■ GIVEN REQUEST ■
Below are records to be output exactly, every one of them.
+ + + + +
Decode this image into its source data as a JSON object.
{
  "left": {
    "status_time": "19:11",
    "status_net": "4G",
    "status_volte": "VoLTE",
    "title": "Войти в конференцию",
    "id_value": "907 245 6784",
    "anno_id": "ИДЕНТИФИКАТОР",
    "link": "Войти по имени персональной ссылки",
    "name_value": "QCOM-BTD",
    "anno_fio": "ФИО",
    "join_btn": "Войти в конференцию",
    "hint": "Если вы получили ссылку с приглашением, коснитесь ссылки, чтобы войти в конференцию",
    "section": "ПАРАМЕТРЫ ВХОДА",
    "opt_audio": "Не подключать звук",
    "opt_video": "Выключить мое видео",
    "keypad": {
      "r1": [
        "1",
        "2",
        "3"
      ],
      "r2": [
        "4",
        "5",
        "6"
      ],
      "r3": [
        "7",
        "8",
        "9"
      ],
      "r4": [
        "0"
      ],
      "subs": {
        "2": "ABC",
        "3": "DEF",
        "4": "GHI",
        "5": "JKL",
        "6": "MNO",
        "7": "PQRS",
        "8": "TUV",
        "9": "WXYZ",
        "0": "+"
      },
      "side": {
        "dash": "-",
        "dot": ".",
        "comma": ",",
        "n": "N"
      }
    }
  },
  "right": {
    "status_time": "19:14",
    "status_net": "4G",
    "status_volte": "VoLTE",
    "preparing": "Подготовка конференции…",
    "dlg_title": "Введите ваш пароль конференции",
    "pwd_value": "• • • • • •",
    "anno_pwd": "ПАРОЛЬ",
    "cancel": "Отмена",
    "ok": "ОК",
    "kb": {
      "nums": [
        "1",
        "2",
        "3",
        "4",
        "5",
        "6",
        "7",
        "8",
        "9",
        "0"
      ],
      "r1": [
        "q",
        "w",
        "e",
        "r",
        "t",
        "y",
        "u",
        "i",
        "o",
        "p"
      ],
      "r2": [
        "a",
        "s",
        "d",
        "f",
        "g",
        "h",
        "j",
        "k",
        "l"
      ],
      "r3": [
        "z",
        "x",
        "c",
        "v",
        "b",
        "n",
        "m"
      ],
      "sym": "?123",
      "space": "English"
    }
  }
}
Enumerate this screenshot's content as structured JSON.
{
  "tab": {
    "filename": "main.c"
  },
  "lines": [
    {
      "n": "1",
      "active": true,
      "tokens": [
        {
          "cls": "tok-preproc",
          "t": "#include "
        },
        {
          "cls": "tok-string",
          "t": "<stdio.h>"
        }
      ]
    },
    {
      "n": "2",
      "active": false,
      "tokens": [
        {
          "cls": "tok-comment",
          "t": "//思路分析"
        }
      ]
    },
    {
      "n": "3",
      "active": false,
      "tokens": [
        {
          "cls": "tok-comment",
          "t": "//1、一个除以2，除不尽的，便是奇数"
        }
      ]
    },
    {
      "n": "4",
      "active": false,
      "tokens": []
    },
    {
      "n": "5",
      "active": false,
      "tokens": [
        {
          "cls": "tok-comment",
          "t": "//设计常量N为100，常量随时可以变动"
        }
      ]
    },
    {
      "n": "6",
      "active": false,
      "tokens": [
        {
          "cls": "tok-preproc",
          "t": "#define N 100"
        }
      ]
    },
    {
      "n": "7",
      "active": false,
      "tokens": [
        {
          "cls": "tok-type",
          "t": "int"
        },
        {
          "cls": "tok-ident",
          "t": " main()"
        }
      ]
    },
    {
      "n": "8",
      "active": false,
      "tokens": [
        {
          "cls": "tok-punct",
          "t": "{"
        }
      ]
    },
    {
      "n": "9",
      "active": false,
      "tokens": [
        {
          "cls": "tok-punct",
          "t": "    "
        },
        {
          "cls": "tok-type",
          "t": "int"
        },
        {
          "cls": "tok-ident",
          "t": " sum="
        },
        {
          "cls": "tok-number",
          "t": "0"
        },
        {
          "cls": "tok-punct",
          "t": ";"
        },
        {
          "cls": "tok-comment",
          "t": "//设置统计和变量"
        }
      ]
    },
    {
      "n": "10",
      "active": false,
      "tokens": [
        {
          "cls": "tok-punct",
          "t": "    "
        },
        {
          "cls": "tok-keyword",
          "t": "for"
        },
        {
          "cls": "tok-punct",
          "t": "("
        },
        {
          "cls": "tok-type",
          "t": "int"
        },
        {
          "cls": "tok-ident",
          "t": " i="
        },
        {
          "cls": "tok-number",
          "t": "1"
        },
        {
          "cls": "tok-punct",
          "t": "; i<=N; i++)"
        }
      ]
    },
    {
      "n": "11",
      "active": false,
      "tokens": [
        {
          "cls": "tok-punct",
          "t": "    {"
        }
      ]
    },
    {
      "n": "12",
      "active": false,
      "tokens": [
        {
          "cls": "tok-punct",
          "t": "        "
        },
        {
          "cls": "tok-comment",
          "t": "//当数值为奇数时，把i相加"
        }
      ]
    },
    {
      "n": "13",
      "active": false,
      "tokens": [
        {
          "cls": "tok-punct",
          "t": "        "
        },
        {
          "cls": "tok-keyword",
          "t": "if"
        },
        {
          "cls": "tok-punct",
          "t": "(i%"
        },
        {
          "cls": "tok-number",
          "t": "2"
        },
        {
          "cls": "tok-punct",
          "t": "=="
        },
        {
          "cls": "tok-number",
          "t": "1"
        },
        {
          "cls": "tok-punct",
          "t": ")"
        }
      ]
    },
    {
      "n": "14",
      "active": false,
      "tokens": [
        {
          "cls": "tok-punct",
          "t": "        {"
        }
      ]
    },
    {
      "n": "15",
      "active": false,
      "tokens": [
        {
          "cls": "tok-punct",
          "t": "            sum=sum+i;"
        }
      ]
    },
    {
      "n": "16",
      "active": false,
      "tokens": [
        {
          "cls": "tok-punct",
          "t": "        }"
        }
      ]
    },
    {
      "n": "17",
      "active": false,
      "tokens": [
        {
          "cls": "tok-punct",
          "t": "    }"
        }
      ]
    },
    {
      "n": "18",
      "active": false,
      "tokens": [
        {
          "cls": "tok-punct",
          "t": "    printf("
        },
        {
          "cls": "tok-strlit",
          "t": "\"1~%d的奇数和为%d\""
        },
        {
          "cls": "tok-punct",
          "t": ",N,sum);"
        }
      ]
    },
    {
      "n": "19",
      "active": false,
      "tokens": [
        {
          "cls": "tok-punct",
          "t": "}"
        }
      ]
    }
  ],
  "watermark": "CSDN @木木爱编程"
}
+ + + + +
■ EXERCISE ANSWER ■
Decode this image into its source data as a JSON object.
{
  "left": {
    "status_time": "19:11",
    "status_net": "4G",
    "status_volte": "VoLTE",
    "title": "Войти в конференцию",
    "id_value": "907 245 6784",
    "anno_id": "ИДЕНТИФИКАТОР",
    "link": "Войти по имени персональной ссылки",
    "name_value": "QCOM-BTD",
    "anno_fio": "ФИО",
    "join_btn": "Войти в конференцию",
    "hint": "Если вы получили ссылку с приглашением, коснитесь ссылки, чтобы войти в конференцию",
    "section": "ПАРАМЕТРЫ ВХОДА",
    "opt_audio": "Не подключать звук",
    "opt_video": "Выключить мое видео",
    "keypad": {
      "r1": [
        "1",
        "2",
        "3"
      ],
      "r2": [
        "4",
        "5",
        "6"
      ],
      "r3": [
        "7",
        "8",
        "9"
      ],
      "r4": [
        "0"
      ],
      "subs": {
        "2": "ABC",
        "3": "DEF",
        "4": "GHI",
        "5": "JKL",
        "6": "MNO",
        "7": "PQRS",
        "8": "TUV",
        "9": "WXYZ",
        "0": "+"
      },
      "side": {
        "dash": "-",
        "dot": ".",
        "comma": ",",
        "n": "N"
      }
    }
  },
  "right": {
    "status_time": "19:14",
    "status_net": "4G",
    "status_volte": "VoLTE",
    "preparing": "Подготовка конференции…",
    "dlg_title": "Введите ваш пароль конференции",
    "pwd_value": "• • • • • •",
    "anno_pwd": "ПАРОЛЬ",
    "cancel": "Отмена",
    "ok": "ОК",
    "kb": {
      "nums": [
        "1",
        "2",
        "3",
        "4",
        "5",
        "6",
        "7",
        "8",
        "9",
        "0"
      ],
      "r1": [
        "q",
        "w",
        "e",
        "r",
        "t",
        "y",
        "u",
        "i",
        "o",
        "p"
      ],
      "r2": [
        "a",
        "s",
        "d",
        "f",
        "g",
        "h",
        "j",
        "k",
        "l"
      ],
      "r3": [
        "z",
        "x",
        "c",
        "v",
        "b",
        "n",
        "m"
      ],
      "sym": "?123",
      "space": "English"
    }
  }
}
Enumerate this screenshot's content as structured JSON.
{
  "tab": {
    "filename": "main.c"
  },
  "lines": [
    {
      "n": "1",
      "active": true,
      "tokens": [
        {
          "cls": "tok-preproc",
          "t": "#include "
        },
        {
          "cls": "tok-string",
          "t": "<stdio.h>"
        }
      ]
    },
    {
      "n": "2",
      "active": false,
      "tokens": [
        {
          "cls": "tok-comment",
          "t": "//思路分析"
        }
      ]
    },
    {
      "n": "3",
      "active": false,
      "tokens": [
        {
          "cls": "tok-comment",
          "t": "//1、一个除以2，除不尽的，便是奇数"
        }
      ]
    },
    {
      "n": "4",
      "active": false,
      "tokens": []
    },
    {
      "n": "5",
      "active": false,
      "tokens": [
        {
          "cls": "tok-comment",
          "t": "//设计常量N为100，常量随时可以变动"
        }
      ]
    },
    {
      "n": "6",
      "active": false,
      "tokens": [
        {
          "cls": "tok-preproc",
          "t": "#define N 100"
        }
      ]
    },
    {
      "n": "7",
      "active": false,
      "tokens": [
        {
          "cls": "tok-type",
          "t": "int"
        },
        {
          "cls": "tok-ident",
          "t": " main()"
        }
      ]
    },
    {
      "n": "8",
      "active": false,
      "tokens": [
        {
          "cls": "tok-punct",
          "t": "{"
        }
      ]
    },
    {
      "n": "9",
      "active": false,
      "tokens": [
        {
          "cls": "tok-punct",
          "t": "    "
        },
        {
          "cls": "tok-type",
          "t": "int"
        },
        {
          "cls": "tok-ident",
          "t": " sum="
        },
        {
          "cls": "tok-number",
          "t": "0"
        },
        {
          "cls": "tok-punct",
          "t": ";"
        },
        {
          "cls": "tok-comment",
          "t": "//设置统计和变量"
        }
      ]
    },
    {
      "n": "10",
      "active": false,
      "tokens": [
        {
          "cls": "tok-punct",
          "t": "    "
        },
        {
          "cls": "tok-keyword",
          "t": "for"
        },
        {
          "cls": "tok-punct",
          "t": "("
        },
        {
          "cls": "tok-type",
          "t": "int"
        },
        {
          "cls": "tok-ident",
          "t": " i="
        },
        {
          "cls": "tok-number",
          "t": "1"
        },
        {
          "cls": "tok-punct",
          "t": "; i<=N; i++)"
        }
      ]
    },
    {
      "n": "11",
      "active": false,
      "tokens": [
        {
          "cls": "tok-punct",
          "t": "    {"
        }
      ]
    },
    {
      "n": "12",
      "active": false,
      "tokens": [
        {
          "cls": "tok-punct",
          "t": "        "
        },
        {
          "cls": "tok-comment",
          "t": "//当数值为奇数时，把i相加"
        }
      ]
    },
    {
      "n": "13",
      "active": false,
      "tokens": [
        {
          "cls": "tok-punct",
          "t": "        "
        },
        {
          "cls": "tok-keyword",
          "t": "if"
        },
        {
          "cls": "tok-punct",
          "t": "(i%"
        },
        {
          "cls": "tok-number",
          "t": "2"
        },
        {
          "cls": "tok-punct",
          "t": "=="
        },
        {
          "cls": "tok-number",
          "t": "1"
        },
        {
          "cls": "tok-punct",
          "t": ")"
        }
      ]
    },
    {
      "n": "14",
      "active": false,
      "tokens": [
        {
          "cls": "tok-punct",
          "t": "        {"
        }
      ]
    },
    {
      "n": "15",
      "active": false,
      "tokens": [
        {
          "cls": "tok-punct",
          "t": "            sum=sum+i;"
        }
      ]
    },
    {
      "n": "16",
      "active": false,
      "tokens": [
        {
          "cls": "tok-punct",
          "t": "        }"
        }
      ]
    },
    {
      "n": "17",
      "active": false,
      "tokens": [
        {
          "cls": "tok-punct",
          "t": "    }"
        }
      ]
    },
    {
      "n": "18",
      "active": false,
      "tokens": [
        {
          "cls": "tok-punct",
          "t": "    printf("
        },
        {
          "cls": "tok-strlit",
          "t": "\"1~%d的奇数和为%d\""
        },
        {
          "cls": "tok-punct",
          "t": ",N,sum);"
        }
      ]
    },
    {
      "n": "19",
      "active": false,
      "tokens": [
        {
          "cls": "tok-punct",
          "t": "}"
        }
      ]
    }
  ],
  "watermark": "CSDN @木木爱编程"
}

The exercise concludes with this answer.